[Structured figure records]

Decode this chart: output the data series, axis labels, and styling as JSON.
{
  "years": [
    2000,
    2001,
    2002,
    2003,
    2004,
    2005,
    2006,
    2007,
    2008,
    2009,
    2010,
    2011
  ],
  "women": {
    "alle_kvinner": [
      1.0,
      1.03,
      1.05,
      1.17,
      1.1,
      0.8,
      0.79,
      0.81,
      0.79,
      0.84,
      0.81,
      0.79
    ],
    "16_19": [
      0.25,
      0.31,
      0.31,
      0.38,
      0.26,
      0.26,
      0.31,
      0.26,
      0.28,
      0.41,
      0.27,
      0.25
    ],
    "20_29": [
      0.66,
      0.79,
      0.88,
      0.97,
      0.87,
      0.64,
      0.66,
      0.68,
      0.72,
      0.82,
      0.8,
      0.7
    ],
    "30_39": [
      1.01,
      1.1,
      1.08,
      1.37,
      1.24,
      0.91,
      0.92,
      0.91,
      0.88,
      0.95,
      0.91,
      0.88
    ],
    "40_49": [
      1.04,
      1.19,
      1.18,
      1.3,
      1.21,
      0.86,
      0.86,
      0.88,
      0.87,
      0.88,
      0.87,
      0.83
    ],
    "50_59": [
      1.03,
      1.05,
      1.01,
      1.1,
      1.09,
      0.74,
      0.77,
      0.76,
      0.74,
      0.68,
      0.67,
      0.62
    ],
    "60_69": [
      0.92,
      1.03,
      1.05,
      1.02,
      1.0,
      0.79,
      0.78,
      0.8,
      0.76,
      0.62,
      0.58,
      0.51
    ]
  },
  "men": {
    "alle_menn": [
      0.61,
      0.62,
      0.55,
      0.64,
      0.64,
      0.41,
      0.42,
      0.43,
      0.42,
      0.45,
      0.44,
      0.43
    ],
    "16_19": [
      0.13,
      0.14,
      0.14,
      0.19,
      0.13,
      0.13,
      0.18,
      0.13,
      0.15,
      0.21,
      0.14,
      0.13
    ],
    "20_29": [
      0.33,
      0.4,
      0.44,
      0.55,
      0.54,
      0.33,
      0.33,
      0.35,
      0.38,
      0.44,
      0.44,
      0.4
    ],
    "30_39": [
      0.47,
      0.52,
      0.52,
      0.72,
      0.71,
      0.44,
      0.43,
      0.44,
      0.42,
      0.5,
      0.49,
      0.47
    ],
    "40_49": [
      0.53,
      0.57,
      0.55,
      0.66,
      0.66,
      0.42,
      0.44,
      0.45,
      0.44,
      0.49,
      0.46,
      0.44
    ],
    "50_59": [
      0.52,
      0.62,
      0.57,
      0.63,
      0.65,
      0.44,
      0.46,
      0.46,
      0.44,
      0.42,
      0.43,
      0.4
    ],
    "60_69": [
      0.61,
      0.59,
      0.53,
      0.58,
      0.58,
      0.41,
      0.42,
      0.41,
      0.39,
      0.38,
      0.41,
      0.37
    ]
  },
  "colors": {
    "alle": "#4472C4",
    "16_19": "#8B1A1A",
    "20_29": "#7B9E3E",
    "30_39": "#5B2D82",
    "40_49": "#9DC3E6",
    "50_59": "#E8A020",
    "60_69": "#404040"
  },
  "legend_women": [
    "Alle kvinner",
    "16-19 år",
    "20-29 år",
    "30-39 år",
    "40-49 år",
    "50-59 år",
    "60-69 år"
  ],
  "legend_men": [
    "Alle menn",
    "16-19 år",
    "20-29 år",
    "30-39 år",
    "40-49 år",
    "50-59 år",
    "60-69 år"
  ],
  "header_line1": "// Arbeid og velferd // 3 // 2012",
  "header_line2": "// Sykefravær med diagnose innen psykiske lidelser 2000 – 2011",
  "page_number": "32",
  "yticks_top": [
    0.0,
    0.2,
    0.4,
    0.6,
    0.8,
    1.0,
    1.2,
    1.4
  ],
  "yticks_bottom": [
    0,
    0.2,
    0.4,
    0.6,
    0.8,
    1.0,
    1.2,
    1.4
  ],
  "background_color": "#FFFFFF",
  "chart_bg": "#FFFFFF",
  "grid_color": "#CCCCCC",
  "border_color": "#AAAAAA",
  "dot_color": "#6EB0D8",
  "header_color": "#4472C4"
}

**Exercise details**. Using the listing above, reproduce each line without omission.

**Worked solution**.
Decode this chart: output the data series, axis labels, and styling as JSON.
{
  "years": [
    2000,
    2001,
    2002,
    2003,
    2004,
    2005,
    2006,
    2007,
    2008,
    2009,
    2010,
    2011
  ],
  "women": {
    "alle_kvinner": [
      1.0,
      1.03,
      1.05,
      1.17,
      1.1,
      0.8,
      0.79,
      0.81,
      0.79,
      0.84,
      0.81,
      0.79
    ],
    "16_19": [
      0.25,
      0.31,
      0.31,
      0.38,
      0.26,
      0.26,
      0.31,
      0.26,
      0.28,
      0.41,
      0.27,
      0.25
    ],
    "20_29": [
      0.66,
      0.79,
      0.88,
      0.97,
      0.87,
      0.64,
      0.66,
      0.68,
      0.72,
      0.82,
      0.8,
      0.7
    ],
    "30_39": [
      1.01,
      1.1,
      1.08,
      1.37,
      1.24,
      0.91,
      0.92,
      0.91,
      0.88,
      0.95,
      0.91,
      0.88
    ],
    "40_49": [
      1.04,
      1.19,
      1.18,
      1.3,
      1.21,
      0.86,
      0.86,
      0.88,
      0.87,
      0.88,
      0.87,
      0.83
    ],
    "50_59": [
      1.03,
      1.05,
      1.01,
      1.1,
      1.09,
      0.74,
      0.77,
      0.76,
      0.74,
      0.68,
      0.67,
      0.62
    ],
    "60_69": [
      0.92,
      1.03,
      1.05,
      1.02,
      1.0,
      0.79,
      0.78,
      0.8,
      0.76,
      0.62,
      0.58,
      0.51
    ]
  },
  "men": {
    "alle_menn": [
      0.61,
      0.62,
      0.55,
      0.64,
      0.64,
      0.41,
      0.42,
      0.43,
      0.42,
      0.45,
      0.44,
      0.43
    ],
    "16_19": [
      0.13,
      0.14,
      0.14,
      0.19,
      0.13,
      0.13,
      0.18,
      0.13,
      0.15,
      0.21,
      0.14,
      0.13
    ],
    "20_29": [
      0.33,
      0.4,
      0.44,
      0.55,
      0.54,
      0.33,
      0.33,
      0.35,
      0.38,
      0.44,
      0.44,
      0.4
    ],
    "30_39": [
      0.47,
      0.52,
      0.52,
      0.72,
      0.71,
      0.44,
      0.43,
      0.44,
      0.42,
      0.5,
      0.49,
      0.47
    ],
    "40_49": [
      0.53,
      0.57,
      0.55,
      0.66,
      0.66,
      0.42,
      0.44,
      0.45,
      0.44,
      0.49,
      0.46,
      0.44
    ],
    "50_59": [
      0.52,
      0.62,
      0.57,
      0.63,
      0.65,
      0.44,
      0.46,
      0.46,
      0.44,
      0.42,
      0.43,
      0.4
    ],
    "60_69": [
      0.61,
      0.59,
      0.53,
      0.58,
      0.58,
      0.41,
      0.42,
      0.41,
      0.39,
      0.38,
      0.41,
      0.37
    ]
  },
  "colors": {
    "alle": "#4472C4",
    "16_19": "#8B1A1A",
    "20_29": "#7B9E3E",
    "30_39": "#5B2D82",
    "40_49": "#9DC3E6",
    "50_59": "#E8A020",
    "60_69": "#404040"
  },
  "legend_women": [
    "Alle kvinner",
    "16-19 år",
    "20-29 år",
    "30-39 år",
    "40-49 år",
    "50-59 år",
    "60-69 år"
  ],
  "legend_men": [
    "Alle menn",
    "16-19 år",
    "20-29 år",
    "30-39 år",
    "40-49 år",
    "50-59 år",
    "60-69 år"
  ],
  "header_line1": "// Arbeid og velferd // 3 // 2012",
  "header_line2": "// Sykefravær med diagnose innen psykiske lidelser 2000 – 2011",
  "page_number": "32",
  "yticks_top": [
    0.0,
    0.2,
    0.4,
    0.6,
    0.8,
    1.0,
    1.2,
    1.4
  ],
  "yticks_bottom": [
    0,
    0.2,
    0.4,
    0.6,
    0.8,
    1.0,
    1.2,
    1.4
  ],
  "background_color": "#FFFFFF",
  "chart_bg": "#FFFFFF",
  "grid_color": "#CCCCCC",
  "border_color": "#AAAAAA",
  "dot_color": "#6EB0D8",
  "header_color": "#4472C4"
}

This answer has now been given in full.